-- STATED PROBLEM --
For every line in the data below that contains "checked", copy the line.

-- DATA ROWS --
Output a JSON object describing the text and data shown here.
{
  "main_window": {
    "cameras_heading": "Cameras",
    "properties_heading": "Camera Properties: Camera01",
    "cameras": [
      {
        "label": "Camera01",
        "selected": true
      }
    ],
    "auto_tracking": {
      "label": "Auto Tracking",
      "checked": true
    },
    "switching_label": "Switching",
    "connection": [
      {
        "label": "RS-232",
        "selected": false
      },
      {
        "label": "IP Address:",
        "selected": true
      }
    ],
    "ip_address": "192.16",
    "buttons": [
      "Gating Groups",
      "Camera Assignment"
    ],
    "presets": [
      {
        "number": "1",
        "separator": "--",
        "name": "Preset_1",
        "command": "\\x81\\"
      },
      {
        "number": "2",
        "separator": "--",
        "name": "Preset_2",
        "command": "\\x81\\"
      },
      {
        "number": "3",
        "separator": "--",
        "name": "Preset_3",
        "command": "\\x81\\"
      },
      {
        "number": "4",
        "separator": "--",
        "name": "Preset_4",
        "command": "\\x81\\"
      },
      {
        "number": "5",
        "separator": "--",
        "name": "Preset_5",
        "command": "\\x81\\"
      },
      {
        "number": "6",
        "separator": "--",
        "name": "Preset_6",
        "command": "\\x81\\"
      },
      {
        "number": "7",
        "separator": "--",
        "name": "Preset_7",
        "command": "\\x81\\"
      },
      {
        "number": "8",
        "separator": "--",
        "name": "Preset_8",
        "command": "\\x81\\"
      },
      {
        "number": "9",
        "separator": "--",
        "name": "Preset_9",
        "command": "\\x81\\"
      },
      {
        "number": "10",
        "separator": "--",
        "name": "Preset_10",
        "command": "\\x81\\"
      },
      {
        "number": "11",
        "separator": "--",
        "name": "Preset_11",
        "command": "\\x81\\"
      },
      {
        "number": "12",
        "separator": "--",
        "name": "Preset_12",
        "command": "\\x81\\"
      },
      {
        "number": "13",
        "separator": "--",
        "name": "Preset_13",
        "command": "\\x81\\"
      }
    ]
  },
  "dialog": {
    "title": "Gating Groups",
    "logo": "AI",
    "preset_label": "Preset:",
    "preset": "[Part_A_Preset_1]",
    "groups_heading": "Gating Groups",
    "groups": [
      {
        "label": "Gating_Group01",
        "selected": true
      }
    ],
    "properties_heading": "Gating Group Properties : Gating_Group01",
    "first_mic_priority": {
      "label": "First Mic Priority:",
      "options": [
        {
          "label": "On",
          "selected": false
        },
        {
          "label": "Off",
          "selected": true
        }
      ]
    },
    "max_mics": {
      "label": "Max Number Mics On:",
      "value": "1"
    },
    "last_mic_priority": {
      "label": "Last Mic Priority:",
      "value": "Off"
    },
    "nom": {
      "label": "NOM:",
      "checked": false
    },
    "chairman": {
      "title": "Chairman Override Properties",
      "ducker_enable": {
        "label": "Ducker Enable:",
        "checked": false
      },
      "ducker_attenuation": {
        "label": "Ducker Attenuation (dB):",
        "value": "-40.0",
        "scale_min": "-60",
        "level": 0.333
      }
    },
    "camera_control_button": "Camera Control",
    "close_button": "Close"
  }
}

-- WRITTEN REPLY --
      "checked": true
      "checked": false
        "checked": false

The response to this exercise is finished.